Input records:

— BEGIN —

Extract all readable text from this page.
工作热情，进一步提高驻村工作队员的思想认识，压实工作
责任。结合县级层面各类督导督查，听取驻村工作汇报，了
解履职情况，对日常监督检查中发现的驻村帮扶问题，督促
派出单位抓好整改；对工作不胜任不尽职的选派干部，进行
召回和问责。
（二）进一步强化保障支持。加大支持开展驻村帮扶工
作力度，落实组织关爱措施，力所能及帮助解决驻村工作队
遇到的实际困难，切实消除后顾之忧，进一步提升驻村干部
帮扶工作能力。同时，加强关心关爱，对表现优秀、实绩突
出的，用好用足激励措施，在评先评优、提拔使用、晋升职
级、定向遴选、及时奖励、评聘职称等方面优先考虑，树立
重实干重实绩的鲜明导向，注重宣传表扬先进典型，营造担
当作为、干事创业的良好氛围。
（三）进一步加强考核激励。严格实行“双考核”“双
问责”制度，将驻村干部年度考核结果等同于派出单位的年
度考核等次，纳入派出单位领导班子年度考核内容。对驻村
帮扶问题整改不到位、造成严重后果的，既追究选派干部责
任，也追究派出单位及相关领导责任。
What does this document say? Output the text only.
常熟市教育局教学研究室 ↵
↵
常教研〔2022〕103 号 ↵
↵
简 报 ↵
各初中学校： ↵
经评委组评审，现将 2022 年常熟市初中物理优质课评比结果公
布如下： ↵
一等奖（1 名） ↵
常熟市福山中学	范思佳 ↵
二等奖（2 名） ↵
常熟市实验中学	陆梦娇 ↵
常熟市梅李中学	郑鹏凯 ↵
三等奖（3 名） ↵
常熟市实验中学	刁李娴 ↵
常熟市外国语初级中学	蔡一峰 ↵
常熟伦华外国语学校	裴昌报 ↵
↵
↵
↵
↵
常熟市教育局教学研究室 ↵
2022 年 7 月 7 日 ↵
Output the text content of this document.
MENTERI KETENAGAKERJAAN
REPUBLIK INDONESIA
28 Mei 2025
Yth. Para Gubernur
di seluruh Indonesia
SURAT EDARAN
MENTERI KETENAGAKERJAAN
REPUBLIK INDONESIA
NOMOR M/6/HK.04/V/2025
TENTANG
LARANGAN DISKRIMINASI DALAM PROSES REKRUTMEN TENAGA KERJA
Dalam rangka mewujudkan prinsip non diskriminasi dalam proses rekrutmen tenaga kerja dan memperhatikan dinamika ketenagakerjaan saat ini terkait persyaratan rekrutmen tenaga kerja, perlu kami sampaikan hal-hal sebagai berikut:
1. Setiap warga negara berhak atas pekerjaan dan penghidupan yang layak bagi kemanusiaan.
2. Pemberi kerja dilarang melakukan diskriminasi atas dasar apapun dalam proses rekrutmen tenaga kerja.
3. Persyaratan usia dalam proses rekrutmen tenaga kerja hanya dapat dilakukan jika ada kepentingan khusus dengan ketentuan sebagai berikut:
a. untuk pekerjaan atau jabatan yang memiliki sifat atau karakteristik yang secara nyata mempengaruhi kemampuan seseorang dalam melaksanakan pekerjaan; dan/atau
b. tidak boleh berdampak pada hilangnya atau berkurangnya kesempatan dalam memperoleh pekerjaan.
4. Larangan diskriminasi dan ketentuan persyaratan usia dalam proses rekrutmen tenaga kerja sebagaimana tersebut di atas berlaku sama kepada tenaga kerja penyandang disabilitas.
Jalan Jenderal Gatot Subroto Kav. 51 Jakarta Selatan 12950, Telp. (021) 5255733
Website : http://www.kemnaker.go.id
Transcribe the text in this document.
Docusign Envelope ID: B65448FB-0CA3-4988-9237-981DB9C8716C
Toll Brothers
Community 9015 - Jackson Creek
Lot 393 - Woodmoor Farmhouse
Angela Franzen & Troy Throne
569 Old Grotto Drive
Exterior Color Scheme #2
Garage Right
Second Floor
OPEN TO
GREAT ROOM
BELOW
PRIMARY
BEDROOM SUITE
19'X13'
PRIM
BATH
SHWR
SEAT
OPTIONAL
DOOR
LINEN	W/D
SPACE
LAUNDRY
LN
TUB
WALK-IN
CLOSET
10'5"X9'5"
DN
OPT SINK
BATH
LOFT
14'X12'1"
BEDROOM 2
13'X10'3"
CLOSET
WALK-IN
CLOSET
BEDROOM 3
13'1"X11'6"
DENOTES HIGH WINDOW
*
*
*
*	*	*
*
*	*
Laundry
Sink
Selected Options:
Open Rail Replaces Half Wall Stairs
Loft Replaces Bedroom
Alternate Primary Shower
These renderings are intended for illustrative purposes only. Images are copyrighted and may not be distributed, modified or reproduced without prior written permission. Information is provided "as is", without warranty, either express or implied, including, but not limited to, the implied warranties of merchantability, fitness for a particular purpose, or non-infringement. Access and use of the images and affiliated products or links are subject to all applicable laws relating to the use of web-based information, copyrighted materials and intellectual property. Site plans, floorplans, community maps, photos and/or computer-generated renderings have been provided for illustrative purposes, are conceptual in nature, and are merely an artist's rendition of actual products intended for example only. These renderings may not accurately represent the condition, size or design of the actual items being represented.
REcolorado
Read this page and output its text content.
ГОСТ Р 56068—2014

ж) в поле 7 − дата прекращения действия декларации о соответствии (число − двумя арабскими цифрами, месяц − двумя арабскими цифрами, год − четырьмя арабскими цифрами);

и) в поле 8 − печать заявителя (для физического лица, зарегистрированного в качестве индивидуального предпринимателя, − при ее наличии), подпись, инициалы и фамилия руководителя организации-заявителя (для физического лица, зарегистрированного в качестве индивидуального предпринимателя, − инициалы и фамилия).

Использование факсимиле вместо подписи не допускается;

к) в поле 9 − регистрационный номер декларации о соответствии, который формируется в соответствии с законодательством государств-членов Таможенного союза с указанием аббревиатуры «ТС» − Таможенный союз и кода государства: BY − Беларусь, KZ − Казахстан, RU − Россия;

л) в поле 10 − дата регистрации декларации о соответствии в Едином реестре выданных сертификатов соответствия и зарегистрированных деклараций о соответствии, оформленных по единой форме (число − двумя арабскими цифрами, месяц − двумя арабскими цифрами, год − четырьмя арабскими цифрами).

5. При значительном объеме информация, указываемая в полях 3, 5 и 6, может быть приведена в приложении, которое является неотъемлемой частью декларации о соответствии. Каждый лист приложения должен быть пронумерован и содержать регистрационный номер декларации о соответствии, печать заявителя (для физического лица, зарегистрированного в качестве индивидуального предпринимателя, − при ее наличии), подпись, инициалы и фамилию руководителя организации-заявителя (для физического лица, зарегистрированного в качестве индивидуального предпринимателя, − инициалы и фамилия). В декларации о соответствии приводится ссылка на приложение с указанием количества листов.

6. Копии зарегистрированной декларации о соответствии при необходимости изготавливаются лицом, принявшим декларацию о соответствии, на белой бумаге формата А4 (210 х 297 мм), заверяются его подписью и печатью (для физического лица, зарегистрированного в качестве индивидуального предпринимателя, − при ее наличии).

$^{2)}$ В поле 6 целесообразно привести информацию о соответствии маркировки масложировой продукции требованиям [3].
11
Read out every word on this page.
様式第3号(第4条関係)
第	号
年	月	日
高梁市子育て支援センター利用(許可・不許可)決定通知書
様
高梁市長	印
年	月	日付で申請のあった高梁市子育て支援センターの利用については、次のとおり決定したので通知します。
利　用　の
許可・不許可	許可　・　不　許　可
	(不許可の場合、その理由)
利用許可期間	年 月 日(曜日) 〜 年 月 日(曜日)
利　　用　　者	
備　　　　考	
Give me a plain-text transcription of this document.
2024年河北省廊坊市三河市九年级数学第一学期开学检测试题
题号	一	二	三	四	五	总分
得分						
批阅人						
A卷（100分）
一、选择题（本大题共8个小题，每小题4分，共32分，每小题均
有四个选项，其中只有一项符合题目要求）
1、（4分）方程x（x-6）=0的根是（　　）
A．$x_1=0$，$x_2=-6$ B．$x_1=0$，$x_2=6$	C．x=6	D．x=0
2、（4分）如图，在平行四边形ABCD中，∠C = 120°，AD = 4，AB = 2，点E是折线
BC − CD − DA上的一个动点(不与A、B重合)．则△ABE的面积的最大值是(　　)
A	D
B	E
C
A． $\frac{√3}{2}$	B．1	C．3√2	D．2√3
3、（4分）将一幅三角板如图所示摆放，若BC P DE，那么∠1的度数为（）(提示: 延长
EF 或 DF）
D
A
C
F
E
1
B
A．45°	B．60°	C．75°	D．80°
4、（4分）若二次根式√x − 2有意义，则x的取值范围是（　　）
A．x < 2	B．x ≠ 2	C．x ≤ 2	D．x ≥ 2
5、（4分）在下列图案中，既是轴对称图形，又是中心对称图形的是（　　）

— END —

Directions for this task:
In the listing, find each line with the string "text" and copy it.

Solved problem:
Extract all readable text from this page.
What does this document say? Output the text only.
Output the text content of this document.
Transcribe the text in this document.
Read this page and output its text content.
Give me a plain-text transcription of this document.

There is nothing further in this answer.